Reproduce every line of the material below verbatim, omitting the pictures.

(Records from a data collection)
------
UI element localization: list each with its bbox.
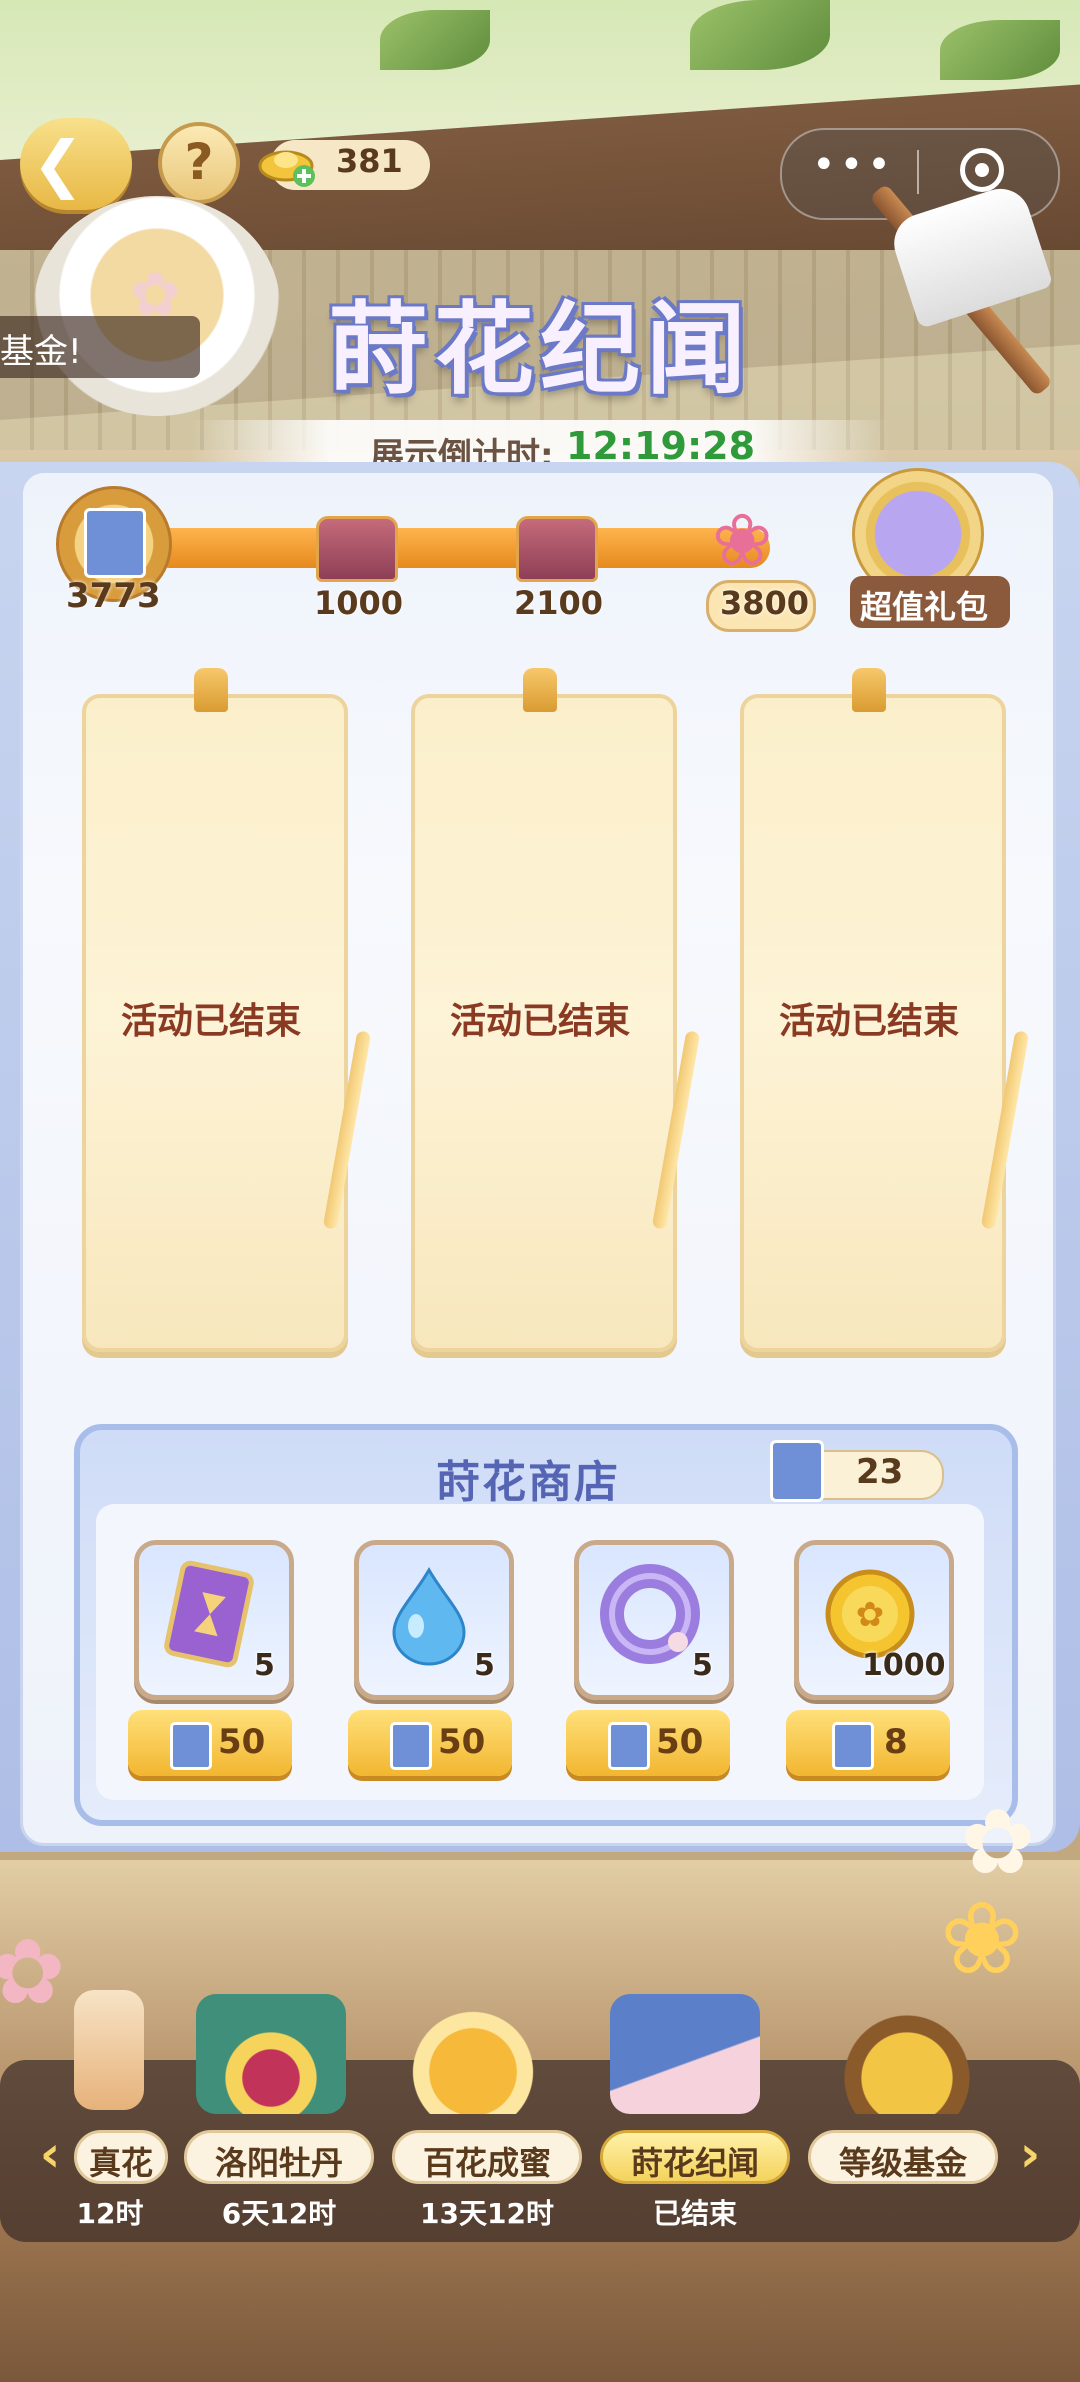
nav-tab-label: 洛阳牡丹 — [214, 2144, 343, 2182]
gold-ingot-add-icon[interactable] — [258, 140, 318, 188]
book-currency-icon — [770, 1440, 824, 1502]
item-quantity: 5 — [474, 1648, 495, 1683]
capsule-divider — [917, 150, 919, 194]
flower-decoration: ❀ — [940, 1880, 1024, 1997]
card-status-text: 活动已结束 — [120, 1001, 301, 1042]
nav-left-arrow-icon[interactable]: ‹ — [32, 2124, 68, 2184]
peony-pavilion-art — [196, 1994, 346, 2114]
progress-fill — [150, 528, 770, 568]
points-count: 3773 — [66, 576, 161, 616]
item-price: 50 — [438, 1722, 486, 1762]
shop-title: 莳花商店 — [436, 1457, 620, 1508]
item-price: 50 — [656, 1722, 704, 1762]
item-price: 50 — [218, 1722, 266, 1762]
nav-tab-timer: 6天12时 — [221, 2197, 337, 2230]
water-drop-icon — [392, 1566, 466, 1666]
card-clip-icon — [523, 668, 557, 712]
more-menu-icon[interactable]: ••• — [812, 142, 895, 188]
item-quantity: 5 — [254, 1648, 275, 1683]
item-quantity: 5 — [692, 1648, 713, 1683]
card-clip-icon — [852, 668, 886, 712]
honey-jar-art — [398, 1994, 548, 2114]
coin-treasure-art — [832, 1994, 982, 2114]
book-currency-icon — [832, 1722, 874, 1770]
card-status-text: 活动已结束 — [449, 1001, 630, 1042]
book-currency-icon — [390, 1722, 432, 1770]
book-brush-art — [610, 1994, 760, 2114]
leaf-decoration — [940, 20, 1060, 80]
milestone-value: 1000 — [314, 584, 404, 622]
nav-tab-timer: 已结束 — [652, 2197, 737, 2230]
purple-ring-icon — [600, 1564, 700, 1664]
milestone-value: 3800 — [720, 584, 810, 622]
item-quantity: 1000 — [862, 1648, 946, 1683]
svg-text:✿: ✿ — [856, 1595, 885, 1635]
book-currency-icon — [608, 1722, 650, 1770]
treasure-chest-icon[interactable] — [316, 516, 398, 582]
nav-tab-label: 百花成蜜 — [422, 2144, 551, 2182]
nav-tab-label: 真花 — [88, 2144, 153, 2182]
card-status-text: 活动已结束 — [778, 1001, 959, 1042]
book-currency-icon — [170, 1722, 212, 1770]
close-target-icon[interactable] — [960, 148, 1004, 192]
event-art — [74, 1990, 144, 2110]
gift-pack-label[interactable]: 超值礼包 — [860, 582, 988, 628]
milestone-value: 2100 — [514, 584, 604, 622]
coin-count: 381 — [336, 142, 403, 180]
nav-right-arrow-icon[interactable]: › — [1012, 2124, 1048, 2184]
nav-tab-label: 莳花纪闻 — [630, 2144, 759, 2182]
book-icon — [84, 508, 146, 578]
flower-pot-icon[interactable]: ❀ — [712, 498, 772, 582]
nav-tab-timer: 12时 — [76, 2197, 144, 2230]
page-title: 莳花纪闻 — [328, 291, 752, 408]
card-clip-icon — [194, 668, 228, 712]
hourglass-card-icon — [164, 1560, 254, 1668]
nav-tab-timer: 13天12时 — [420, 2197, 554, 2230]
treasure-chest-icon[interactable] — [516, 516, 598, 582]
shop-balance: 23 — [856, 1452, 904, 1492]
ticker-text: 基金! — [0, 332, 82, 372]
nav-tab-label: 等级基金 — [838, 2144, 967, 2182]
flower-decoration: ✿ — [0, 1920, 66, 2025]
leaf-decoration — [380, 10, 490, 70]
item-price: 8 — [884, 1722, 908, 1762]
help-button[interactable]: ? — [158, 122, 240, 204]
leaf-decoration — [690, 0, 830, 70]
back-arrow-icon: ❮ — [32, 127, 84, 200]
------
### Task output:
UI element localization: list each with its bbox.
nav-tab-label: 洛阳牡丹 — [214, 2144, 343, 2182]
gold-ingot-add-icon[interactable] — [258, 140, 318, 188]
book-currency-icon — [770, 1440, 824, 1502]
item-quantity: 5 — [474, 1648, 495, 1683]
capsule-divider — [917, 150, 919, 194]
flower-decoration: ❀ — [940, 1880, 1024, 1997]
card-status-text: 活动已结束 — [120, 1001, 301, 1042]
nav-left-arrow-icon[interactable]: ‹ — [32, 2124, 68, 2184]
peony-pavilion-art — [196, 1994, 346, 2114]
progress-fill — [150, 528, 770, 568]
points-count: 3773 — [66, 576, 161, 616]
item-price: 50 — [438, 1722, 486, 1762]
shop-title: 莳花商店 — [436, 1457, 620, 1508]
item-price: 50 — [656, 1722, 704, 1762]
item-price: 50 — [218, 1722, 266, 1762]
nav-tab-timer: 6天12时 — [221, 2197, 337, 2230]
water-drop-icon — [392, 1566, 466, 1666]
card-clip-icon — [523, 668, 557, 712]
more-menu-icon[interactable]: ••• — [812, 142, 895, 188]
item-quantity: 5 — [254, 1648, 275, 1683]
item-quantity: 5 — [692, 1648, 713, 1683]
card-clip-icon — [852, 668, 886, 712]
honey-jar-art — [398, 1994, 548, 2114]
coin-treasure-art — [832, 1994, 982, 2114]
book-currency-icon — [832, 1722, 874, 1770]
card-status-text: 活动已结束 — [449, 1001, 630, 1042]
book-currency-icon — [390, 1722, 432, 1770]
book-brush-art — [610, 1994, 760, 2114]
leaf-decoration — [940, 20, 1060, 80]
milestone-value: 1000 — [314, 584, 404, 622]
nav-tab-timer: 已结束 — [652, 2197, 737, 2230]
purple-ring-icon — [600, 1564, 700, 1664]
milestone-value: 3800 — [720, 584, 810, 622]
item-quantity: 1000 — [862, 1648, 946, 1683]
svg-text:✿: ✿ — [856, 1595, 885, 1635]
book-currency-icon — [608, 1722, 650, 1770]
treasure-chest-icon[interactable] — [316, 516, 398, 582]
nav-tab-label: 百花成蜜 — [422, 2144, 551, 2182]
nav-tab-label: 真花 — [88, 2144, 153, 2182]
card-status-text: 活动已结束 — [778, 1001, 959, 1042]
book-currency-icon — [170, 1722, 212, 1770]
close-target-icon[interactable] — [960, 148, 1004, 192]
event-art — [74, 1990, 144, 2110]
gift-pack-label[interactable]: 超值礼包 — [860, 582, 988, 628]
milestone-value: 2100 — [514, 584, 604, 622]
coin-count: 381 — [336, 142, 403, 180]
nav-right-arrow-icon[interactable]: › — [1012, 2124, 1048, 2184]
nav-tab-label: 莳花纪闻 — [630, 2144, 759, 2182]
book-icon — [84, 508, 146, 578]
flower-pot-icon[interactable]: ❀ — [712, 498, 772, 582]
nav-tab-timer: 12时 — [76, 2197, 144, 2230]
page-title: 莳花纪闻 — [328, 291, 752, 408]
card-clip-icon — [194, 668, 228, 712]
hourglass-card-icon — [164, 1560, 254, 1668]
nav-tab-timer: 13天12时 — [420, 2197, 554, 2230]
treasure-chest-icon[interactable] — [516, 516, 598, 582]
shop-balance: 23 — [856, 1452, 904, 1492]
ticker-text: 基金! — [0, 332, 82, 372]
nav-tab-label: 等级基金 — [838, 2144, 967, 2182]
flower-decoration: ✿ — [0, 1920, 66, 2025]
leaf-decoration — [380, 10, 490, 70]
item-price: 8 — [884, 1722, 908, 1762]
help-button[interactable]: ? — [158, 122, 240, 204]
leaf-decoration — [690, 0, 830, 70]
back-arrow-icon: ❮ — [32, 127, 84, 200]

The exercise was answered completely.